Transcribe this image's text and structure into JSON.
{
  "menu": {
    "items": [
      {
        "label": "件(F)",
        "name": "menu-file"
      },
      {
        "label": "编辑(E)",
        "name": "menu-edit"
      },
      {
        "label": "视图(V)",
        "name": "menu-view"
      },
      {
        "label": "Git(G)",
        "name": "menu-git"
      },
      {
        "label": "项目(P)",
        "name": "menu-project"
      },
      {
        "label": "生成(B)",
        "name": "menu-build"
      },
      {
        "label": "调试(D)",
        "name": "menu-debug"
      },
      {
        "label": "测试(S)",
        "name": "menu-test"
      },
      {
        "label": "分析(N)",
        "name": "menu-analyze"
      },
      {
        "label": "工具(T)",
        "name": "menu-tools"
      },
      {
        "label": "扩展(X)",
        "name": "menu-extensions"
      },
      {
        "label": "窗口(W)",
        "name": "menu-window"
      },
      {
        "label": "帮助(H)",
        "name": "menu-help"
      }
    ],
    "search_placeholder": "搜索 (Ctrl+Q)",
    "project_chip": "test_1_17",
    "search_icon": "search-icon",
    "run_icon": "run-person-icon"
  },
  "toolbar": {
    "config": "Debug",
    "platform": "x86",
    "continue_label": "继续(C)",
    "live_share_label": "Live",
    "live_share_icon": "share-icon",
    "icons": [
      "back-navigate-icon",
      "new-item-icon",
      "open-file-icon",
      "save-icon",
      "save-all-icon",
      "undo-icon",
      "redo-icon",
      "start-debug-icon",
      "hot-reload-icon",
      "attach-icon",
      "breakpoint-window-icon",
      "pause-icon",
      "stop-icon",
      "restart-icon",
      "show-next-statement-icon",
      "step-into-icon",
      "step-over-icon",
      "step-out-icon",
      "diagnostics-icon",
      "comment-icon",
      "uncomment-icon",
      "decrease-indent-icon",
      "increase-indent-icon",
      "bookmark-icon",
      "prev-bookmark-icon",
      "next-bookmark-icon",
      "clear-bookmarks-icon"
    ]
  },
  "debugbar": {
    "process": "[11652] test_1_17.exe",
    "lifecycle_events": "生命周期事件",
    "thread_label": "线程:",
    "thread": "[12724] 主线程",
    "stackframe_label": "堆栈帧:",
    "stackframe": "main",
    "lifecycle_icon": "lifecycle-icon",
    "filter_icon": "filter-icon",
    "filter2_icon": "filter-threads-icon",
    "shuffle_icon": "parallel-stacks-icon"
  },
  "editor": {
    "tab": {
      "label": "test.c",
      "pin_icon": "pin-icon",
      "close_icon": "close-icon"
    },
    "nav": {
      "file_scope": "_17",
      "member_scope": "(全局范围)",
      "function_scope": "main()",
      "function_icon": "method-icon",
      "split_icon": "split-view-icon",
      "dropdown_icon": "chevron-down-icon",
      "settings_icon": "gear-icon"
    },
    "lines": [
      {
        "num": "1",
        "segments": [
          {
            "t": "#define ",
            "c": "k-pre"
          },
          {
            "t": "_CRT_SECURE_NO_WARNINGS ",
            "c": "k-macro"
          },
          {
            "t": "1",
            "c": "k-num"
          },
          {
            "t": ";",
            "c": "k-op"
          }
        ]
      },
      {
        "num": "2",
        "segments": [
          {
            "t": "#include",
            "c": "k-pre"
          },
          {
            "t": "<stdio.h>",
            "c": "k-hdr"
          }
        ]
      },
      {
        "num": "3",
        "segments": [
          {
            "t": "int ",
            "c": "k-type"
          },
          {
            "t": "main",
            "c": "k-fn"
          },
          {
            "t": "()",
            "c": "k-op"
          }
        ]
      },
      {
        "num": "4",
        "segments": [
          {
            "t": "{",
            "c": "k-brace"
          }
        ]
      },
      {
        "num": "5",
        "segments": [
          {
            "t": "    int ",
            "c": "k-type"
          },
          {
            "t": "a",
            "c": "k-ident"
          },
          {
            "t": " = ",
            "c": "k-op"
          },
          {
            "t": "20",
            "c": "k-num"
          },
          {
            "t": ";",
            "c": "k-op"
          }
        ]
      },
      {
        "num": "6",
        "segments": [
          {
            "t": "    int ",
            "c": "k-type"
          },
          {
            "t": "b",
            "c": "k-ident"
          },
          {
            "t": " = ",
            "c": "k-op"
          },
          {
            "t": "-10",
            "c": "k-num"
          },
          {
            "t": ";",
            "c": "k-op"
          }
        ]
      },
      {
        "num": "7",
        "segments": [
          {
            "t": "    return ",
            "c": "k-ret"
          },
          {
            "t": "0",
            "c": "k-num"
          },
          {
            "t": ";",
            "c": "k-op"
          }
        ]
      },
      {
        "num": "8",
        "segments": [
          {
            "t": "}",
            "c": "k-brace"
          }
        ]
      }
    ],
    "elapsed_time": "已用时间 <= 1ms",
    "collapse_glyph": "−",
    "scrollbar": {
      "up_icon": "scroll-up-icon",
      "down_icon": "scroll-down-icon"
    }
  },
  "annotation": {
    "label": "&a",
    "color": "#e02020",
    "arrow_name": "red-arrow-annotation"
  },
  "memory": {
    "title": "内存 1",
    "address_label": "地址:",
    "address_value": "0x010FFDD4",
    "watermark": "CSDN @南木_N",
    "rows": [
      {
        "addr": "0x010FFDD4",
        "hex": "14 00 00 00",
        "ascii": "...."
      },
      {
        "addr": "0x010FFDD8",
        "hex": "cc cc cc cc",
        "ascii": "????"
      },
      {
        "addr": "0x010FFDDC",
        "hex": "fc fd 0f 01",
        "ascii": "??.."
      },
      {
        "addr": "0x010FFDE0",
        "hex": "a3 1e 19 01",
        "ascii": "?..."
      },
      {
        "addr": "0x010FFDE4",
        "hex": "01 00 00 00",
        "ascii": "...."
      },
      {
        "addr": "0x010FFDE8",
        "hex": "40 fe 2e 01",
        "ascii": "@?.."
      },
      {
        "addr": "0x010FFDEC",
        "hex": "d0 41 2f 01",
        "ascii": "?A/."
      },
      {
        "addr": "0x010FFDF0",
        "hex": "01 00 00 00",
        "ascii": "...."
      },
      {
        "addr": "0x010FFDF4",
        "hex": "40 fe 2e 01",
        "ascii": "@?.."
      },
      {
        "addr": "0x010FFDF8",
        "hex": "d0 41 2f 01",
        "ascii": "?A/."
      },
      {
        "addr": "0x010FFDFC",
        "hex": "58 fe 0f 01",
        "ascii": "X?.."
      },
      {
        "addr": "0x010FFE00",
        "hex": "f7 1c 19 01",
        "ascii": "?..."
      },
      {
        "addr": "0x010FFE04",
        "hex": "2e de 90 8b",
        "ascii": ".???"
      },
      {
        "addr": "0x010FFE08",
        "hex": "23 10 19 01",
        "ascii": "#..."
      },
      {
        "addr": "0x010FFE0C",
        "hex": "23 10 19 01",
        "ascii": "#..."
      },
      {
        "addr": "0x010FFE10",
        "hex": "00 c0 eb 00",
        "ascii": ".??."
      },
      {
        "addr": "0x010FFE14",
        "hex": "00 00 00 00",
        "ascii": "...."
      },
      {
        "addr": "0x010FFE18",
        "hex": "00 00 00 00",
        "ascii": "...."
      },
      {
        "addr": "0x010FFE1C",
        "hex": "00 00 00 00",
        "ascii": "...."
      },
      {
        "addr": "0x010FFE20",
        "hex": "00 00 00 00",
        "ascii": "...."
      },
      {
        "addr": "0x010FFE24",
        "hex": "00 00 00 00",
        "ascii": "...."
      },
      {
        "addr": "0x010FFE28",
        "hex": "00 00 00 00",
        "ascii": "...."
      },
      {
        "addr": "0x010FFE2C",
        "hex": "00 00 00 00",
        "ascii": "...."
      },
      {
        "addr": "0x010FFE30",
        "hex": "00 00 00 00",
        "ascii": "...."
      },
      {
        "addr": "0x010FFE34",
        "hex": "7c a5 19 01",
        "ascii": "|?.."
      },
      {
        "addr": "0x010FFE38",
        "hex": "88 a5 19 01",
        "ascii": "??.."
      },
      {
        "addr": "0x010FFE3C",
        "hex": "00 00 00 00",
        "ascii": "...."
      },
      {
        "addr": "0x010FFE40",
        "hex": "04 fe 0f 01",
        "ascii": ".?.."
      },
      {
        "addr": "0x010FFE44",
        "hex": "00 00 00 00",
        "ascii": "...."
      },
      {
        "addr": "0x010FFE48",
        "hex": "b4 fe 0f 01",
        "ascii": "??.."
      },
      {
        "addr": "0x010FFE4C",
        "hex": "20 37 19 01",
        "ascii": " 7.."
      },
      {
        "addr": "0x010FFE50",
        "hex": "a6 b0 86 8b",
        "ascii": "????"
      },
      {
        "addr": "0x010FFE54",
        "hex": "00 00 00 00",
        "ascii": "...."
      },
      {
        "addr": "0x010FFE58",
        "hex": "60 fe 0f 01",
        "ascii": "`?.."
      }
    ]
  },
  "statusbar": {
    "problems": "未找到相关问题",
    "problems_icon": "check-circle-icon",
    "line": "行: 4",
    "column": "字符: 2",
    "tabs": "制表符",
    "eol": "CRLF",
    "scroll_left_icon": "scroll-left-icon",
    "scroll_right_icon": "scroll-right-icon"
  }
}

Task to carry out >>
Copy out every line of the listing that includes the string "next".

Solution to the exercise >>
      "show-next-statement-icon",
      "next-bookmark-icon",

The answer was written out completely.